▸ WHAT YOU ARE ASKED TO DO: Among the lines below, list those containing the string "MemoryDatasource".

Records from a data source
>>
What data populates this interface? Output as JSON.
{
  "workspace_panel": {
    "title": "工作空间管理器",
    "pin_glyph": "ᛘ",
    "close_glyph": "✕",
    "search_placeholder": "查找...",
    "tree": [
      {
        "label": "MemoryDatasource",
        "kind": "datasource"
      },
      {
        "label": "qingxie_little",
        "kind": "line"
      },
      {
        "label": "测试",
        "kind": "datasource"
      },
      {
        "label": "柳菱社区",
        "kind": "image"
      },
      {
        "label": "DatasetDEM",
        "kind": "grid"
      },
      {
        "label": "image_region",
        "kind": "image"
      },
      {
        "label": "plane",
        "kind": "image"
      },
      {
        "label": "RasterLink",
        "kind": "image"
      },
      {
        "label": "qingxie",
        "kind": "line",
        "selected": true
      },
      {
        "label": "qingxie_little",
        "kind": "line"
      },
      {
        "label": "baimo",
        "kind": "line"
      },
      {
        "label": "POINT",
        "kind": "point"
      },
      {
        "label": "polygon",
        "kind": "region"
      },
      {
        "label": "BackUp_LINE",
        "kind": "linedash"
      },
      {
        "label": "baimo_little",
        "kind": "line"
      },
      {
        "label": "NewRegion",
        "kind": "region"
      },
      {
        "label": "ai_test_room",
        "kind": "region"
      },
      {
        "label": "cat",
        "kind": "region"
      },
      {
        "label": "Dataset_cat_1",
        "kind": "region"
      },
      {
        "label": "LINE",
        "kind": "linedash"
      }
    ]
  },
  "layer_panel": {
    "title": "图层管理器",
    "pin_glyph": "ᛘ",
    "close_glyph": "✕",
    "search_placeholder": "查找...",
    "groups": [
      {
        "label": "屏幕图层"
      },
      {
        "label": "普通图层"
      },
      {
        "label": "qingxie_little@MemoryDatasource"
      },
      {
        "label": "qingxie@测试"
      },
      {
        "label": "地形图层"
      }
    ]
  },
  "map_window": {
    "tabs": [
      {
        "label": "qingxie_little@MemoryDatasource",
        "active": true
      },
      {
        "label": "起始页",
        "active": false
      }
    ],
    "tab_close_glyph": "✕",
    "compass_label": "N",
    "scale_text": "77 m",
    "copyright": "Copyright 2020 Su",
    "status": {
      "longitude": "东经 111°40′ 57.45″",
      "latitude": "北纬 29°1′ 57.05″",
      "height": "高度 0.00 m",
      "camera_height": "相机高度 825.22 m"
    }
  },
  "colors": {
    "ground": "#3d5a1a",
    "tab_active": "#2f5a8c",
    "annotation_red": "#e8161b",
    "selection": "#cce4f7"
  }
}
<<
▸ WRITTEN SOLUTION:
        "label": "MemoryDatasource",
        "label": "qingxie_little@MemoryDatasource"
        "label": "qingxie_little@MemoryDatasource",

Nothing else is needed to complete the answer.